Extracted records:
# # #
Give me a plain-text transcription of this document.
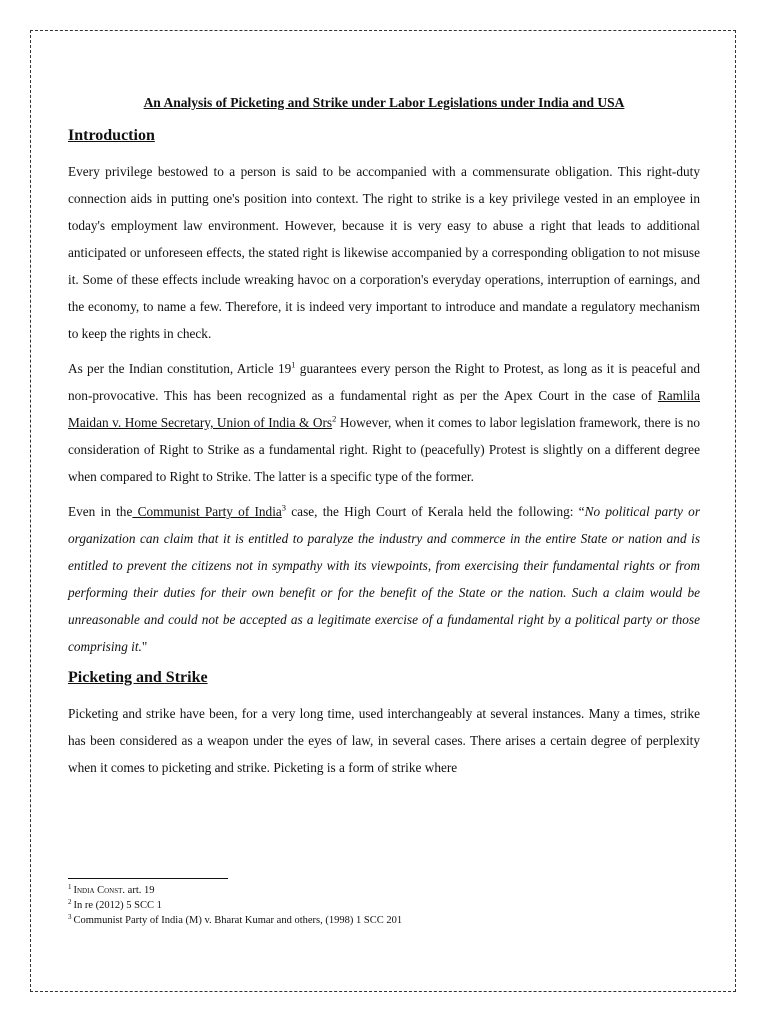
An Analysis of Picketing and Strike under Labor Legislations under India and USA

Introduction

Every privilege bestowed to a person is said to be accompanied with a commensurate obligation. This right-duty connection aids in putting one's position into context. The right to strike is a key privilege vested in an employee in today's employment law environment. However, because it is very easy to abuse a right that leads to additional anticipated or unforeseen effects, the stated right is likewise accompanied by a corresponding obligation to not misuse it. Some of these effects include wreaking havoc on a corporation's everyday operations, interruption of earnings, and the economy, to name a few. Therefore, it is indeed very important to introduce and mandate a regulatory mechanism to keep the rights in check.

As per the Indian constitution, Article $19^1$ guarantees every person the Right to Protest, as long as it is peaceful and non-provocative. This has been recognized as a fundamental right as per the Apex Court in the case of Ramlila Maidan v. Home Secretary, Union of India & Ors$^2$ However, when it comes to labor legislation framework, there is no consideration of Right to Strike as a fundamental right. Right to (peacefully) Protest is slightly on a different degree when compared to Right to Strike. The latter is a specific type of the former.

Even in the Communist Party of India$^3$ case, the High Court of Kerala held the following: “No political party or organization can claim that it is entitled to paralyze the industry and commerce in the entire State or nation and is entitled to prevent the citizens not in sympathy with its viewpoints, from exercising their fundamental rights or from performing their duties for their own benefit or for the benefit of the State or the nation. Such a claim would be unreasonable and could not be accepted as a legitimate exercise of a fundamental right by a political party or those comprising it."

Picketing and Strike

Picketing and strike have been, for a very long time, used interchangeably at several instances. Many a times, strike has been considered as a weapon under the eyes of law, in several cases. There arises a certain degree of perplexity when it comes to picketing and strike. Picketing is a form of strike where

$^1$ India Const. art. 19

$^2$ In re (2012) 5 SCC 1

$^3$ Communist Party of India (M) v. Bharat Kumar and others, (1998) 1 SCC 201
# # #
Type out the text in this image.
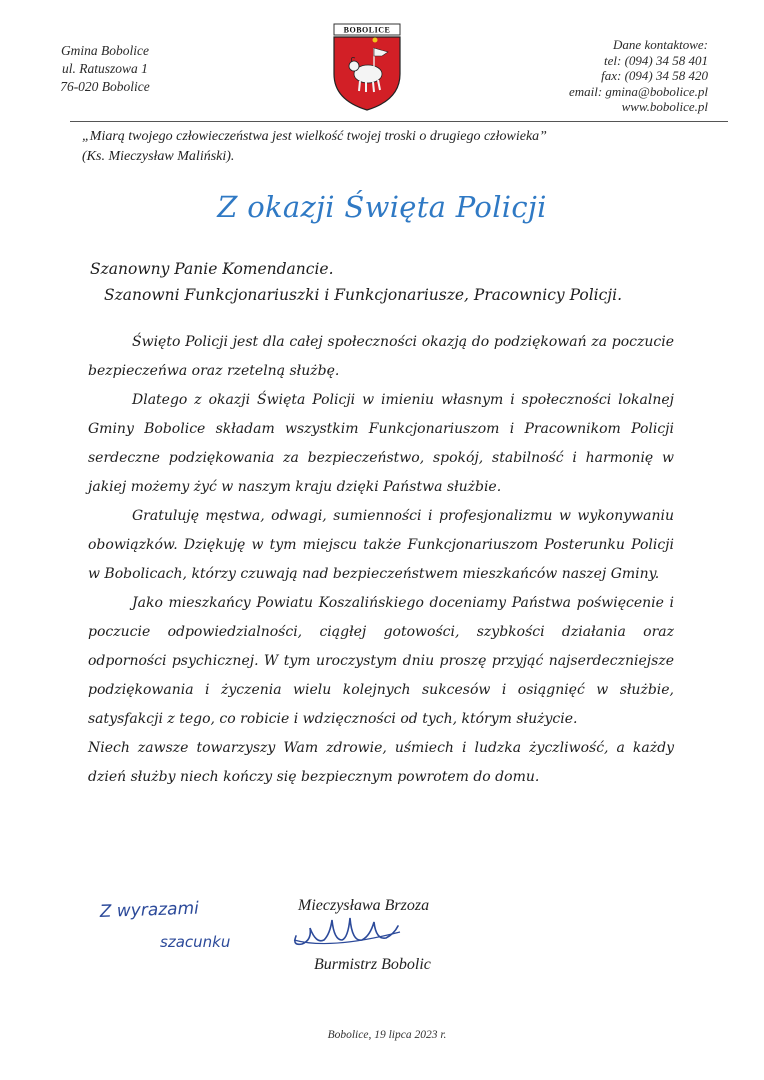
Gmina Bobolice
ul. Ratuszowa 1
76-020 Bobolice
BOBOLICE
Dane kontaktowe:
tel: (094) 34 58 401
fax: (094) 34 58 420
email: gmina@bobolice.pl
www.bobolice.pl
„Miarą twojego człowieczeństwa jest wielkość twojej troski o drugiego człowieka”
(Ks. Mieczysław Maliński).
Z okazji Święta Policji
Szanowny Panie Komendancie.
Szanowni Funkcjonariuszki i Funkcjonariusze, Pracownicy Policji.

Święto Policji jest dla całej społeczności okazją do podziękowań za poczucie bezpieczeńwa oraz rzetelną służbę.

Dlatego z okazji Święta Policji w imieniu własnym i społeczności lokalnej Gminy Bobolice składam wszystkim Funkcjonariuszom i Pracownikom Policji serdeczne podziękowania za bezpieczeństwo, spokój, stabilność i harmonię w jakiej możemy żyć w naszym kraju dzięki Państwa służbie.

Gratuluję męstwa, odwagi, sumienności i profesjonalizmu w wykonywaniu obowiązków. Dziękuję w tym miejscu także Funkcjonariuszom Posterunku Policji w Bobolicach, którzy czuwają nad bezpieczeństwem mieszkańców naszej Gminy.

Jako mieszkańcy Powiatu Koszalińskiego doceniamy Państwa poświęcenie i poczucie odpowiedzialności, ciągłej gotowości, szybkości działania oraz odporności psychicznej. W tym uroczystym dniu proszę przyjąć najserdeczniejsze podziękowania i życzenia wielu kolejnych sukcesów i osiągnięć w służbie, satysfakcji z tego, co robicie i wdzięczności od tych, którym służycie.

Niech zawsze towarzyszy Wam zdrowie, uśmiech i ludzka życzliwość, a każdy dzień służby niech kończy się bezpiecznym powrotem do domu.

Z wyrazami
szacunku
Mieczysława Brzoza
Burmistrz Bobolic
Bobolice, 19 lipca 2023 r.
# # #
-- Exercise brief --
Look through the data above. Find each line with the string "Święta" and copy it.

-- Reply to the exercise --
Z okazji Święta Policji
Dlatego z okazji Święta Policji w imieniu własnym i społeczności lokalnej Gminy Bobolice składam wszystkim Funkcjonariuszom i Pracownikom Policji serdeczne podziękowania za bezpieczeństwo, spokój, stabilność i harmonię w jakiej możemy żyć w naszym kraju dzięki Państwa służbie.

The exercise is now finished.